Search the material below for the word "subtitle" and copy every line in which it occurs.
┌────────
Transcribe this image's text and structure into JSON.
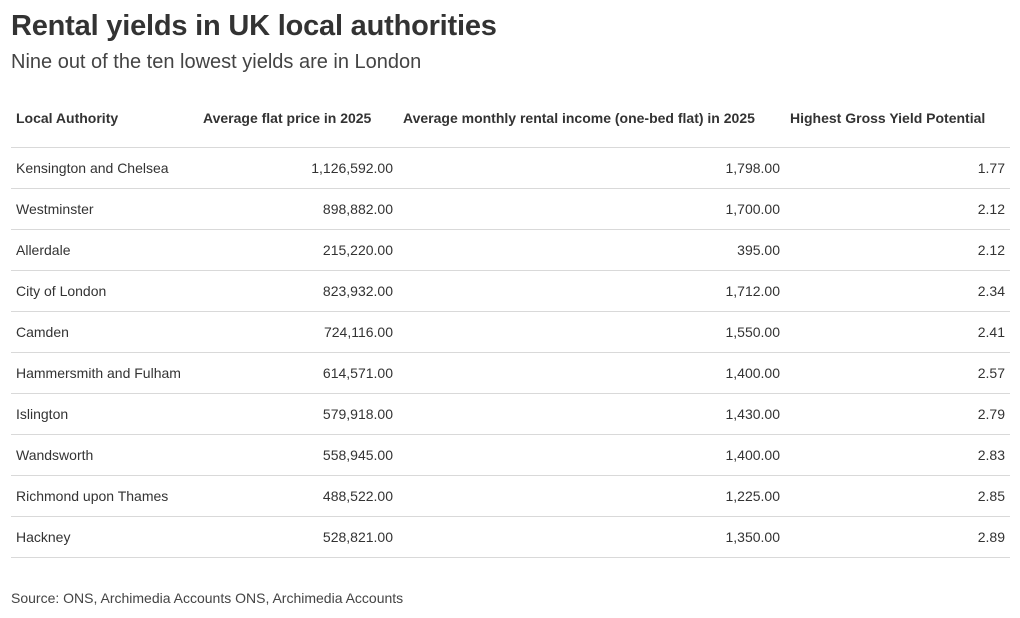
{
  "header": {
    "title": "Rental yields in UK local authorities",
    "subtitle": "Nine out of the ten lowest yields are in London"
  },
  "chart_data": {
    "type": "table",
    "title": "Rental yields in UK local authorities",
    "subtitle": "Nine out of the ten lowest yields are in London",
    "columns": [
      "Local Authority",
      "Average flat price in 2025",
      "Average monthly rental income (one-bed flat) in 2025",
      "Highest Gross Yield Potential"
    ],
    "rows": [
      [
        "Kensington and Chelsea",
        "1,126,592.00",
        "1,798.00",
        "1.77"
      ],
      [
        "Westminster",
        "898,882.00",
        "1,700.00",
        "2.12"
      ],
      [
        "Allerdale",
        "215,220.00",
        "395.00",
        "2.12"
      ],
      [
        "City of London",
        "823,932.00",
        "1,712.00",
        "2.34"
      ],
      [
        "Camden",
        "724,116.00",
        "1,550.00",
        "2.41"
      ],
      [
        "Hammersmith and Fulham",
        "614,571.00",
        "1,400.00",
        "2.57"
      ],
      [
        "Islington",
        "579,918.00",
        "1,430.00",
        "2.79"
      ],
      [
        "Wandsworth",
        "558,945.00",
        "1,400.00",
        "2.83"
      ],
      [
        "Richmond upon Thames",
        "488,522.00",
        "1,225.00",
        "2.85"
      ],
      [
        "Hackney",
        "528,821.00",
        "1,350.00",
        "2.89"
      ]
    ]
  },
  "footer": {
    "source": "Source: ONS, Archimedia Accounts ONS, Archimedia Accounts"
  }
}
└────────
┌────────
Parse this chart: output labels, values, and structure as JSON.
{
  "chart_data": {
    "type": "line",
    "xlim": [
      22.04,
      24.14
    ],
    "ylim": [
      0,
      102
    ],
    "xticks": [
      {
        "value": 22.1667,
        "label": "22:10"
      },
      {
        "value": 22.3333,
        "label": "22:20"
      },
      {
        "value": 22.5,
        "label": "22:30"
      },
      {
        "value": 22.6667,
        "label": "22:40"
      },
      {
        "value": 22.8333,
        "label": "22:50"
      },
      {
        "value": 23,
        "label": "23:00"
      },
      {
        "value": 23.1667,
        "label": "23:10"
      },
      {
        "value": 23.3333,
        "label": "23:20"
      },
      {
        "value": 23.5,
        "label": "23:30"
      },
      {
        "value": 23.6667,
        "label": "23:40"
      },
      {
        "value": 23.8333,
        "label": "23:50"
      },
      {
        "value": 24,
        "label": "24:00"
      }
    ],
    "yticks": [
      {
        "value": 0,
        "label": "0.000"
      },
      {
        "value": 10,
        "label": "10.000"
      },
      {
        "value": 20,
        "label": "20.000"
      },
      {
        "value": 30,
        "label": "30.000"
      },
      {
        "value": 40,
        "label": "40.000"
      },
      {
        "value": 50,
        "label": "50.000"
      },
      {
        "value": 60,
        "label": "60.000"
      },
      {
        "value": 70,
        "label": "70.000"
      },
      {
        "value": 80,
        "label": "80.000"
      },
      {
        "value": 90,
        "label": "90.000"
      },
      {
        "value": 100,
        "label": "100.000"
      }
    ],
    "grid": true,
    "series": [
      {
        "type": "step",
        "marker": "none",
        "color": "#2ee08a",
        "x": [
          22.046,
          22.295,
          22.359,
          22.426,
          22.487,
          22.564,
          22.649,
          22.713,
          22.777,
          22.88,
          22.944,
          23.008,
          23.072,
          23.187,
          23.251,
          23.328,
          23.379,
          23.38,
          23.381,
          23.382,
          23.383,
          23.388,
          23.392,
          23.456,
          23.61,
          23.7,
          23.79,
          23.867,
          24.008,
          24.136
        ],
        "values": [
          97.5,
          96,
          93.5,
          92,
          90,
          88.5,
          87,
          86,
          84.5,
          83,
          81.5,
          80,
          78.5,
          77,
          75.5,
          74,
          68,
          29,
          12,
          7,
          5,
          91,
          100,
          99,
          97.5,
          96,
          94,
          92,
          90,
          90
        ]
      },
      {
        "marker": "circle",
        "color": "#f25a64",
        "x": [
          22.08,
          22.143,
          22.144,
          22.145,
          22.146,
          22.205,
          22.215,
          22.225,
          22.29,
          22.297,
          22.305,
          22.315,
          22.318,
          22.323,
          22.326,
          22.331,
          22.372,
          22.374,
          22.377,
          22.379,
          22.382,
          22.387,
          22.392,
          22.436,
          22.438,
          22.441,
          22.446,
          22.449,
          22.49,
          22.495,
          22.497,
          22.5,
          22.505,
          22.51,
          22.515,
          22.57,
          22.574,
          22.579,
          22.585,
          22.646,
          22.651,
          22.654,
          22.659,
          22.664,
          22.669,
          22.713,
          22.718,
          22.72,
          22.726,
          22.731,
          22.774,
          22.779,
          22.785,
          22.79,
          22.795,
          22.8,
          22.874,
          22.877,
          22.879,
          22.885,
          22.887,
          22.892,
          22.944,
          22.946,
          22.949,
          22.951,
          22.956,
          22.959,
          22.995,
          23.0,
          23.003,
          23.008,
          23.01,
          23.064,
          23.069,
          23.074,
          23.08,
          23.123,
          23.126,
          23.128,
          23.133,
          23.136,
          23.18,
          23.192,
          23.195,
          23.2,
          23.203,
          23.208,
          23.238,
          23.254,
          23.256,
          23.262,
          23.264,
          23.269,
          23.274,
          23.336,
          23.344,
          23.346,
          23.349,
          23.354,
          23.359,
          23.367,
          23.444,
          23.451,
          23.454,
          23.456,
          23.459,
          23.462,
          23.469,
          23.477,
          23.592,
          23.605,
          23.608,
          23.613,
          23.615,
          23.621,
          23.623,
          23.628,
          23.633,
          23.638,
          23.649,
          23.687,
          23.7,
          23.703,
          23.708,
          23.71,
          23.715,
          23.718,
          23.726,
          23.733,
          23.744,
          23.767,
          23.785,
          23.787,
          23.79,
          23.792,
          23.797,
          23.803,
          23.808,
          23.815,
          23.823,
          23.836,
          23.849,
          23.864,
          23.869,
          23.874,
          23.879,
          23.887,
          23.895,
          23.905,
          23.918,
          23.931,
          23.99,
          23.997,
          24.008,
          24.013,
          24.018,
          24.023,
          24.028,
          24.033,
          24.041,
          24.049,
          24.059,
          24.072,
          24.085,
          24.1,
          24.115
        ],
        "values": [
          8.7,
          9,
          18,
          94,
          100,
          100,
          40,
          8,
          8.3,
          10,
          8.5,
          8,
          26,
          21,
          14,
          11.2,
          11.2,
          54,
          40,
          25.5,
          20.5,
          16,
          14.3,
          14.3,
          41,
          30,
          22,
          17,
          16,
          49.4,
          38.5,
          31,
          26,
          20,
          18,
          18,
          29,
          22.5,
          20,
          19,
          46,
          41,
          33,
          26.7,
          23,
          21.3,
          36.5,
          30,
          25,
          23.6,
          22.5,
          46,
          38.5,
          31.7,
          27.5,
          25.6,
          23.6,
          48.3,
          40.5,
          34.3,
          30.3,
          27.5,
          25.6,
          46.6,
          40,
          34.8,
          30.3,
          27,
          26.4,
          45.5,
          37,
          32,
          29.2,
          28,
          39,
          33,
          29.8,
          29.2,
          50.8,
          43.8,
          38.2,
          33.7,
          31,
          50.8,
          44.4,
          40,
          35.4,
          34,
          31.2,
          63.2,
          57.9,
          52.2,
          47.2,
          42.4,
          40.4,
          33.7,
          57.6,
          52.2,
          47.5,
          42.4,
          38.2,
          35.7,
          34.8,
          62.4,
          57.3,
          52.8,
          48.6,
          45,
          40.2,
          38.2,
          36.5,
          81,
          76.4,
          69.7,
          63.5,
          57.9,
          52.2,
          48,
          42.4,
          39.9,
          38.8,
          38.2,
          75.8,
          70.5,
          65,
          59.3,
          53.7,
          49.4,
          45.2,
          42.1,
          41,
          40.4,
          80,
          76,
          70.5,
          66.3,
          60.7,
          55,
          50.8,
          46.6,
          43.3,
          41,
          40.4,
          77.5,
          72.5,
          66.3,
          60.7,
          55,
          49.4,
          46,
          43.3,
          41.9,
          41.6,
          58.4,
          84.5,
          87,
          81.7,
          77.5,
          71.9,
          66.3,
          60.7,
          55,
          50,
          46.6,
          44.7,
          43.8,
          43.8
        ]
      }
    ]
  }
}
└────────
┌────────
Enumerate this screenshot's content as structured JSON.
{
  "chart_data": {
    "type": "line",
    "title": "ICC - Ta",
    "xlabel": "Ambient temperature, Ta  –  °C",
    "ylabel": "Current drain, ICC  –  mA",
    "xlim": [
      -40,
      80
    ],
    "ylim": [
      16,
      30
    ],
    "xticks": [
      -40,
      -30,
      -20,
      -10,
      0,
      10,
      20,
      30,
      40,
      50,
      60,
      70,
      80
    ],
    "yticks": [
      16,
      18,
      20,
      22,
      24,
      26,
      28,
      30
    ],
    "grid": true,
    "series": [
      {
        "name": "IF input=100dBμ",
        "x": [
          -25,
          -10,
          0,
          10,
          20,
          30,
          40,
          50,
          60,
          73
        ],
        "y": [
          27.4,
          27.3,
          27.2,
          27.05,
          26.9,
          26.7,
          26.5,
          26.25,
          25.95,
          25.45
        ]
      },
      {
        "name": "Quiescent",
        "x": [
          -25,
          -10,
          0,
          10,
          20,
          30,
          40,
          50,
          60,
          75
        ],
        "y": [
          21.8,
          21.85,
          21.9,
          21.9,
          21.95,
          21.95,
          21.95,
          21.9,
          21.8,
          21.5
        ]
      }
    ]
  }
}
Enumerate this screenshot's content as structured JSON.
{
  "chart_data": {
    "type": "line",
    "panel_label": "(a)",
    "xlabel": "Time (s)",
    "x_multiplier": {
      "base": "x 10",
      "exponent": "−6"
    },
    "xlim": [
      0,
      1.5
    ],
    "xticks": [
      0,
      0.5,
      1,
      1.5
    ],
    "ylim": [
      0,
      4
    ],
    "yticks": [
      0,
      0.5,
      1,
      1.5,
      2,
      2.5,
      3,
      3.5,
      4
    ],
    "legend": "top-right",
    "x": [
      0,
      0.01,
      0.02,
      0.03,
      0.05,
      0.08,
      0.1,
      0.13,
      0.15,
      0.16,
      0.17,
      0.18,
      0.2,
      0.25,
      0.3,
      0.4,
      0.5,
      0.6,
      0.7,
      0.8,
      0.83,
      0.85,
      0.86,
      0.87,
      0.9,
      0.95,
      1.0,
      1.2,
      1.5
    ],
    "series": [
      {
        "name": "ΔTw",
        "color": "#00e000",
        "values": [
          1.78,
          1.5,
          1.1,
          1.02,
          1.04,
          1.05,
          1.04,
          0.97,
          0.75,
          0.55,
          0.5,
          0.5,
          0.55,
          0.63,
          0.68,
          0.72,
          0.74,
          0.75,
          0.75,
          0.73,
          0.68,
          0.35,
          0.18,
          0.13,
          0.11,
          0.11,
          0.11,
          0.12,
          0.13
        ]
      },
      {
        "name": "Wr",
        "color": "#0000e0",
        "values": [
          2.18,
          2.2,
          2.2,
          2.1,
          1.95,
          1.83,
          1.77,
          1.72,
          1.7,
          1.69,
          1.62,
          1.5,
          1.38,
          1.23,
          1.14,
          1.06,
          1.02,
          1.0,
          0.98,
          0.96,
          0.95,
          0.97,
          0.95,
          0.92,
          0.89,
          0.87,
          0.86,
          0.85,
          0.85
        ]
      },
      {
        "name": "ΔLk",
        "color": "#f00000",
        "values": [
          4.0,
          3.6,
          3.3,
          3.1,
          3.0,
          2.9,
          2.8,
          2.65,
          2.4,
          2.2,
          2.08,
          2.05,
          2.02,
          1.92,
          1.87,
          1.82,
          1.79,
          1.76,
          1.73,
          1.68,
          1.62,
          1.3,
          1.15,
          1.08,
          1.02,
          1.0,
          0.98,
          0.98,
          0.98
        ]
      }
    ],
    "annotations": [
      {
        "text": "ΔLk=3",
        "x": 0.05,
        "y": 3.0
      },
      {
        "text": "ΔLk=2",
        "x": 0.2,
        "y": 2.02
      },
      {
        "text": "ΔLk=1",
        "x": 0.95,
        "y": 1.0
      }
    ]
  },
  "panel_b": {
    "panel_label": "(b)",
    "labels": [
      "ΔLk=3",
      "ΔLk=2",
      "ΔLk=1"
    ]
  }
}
└────────
- **Solved exercise**:
    "subtitle": "Nine out of the ten lowest yields are in London"
    "subtitle": "Nine out of the ten lowest yields are in London",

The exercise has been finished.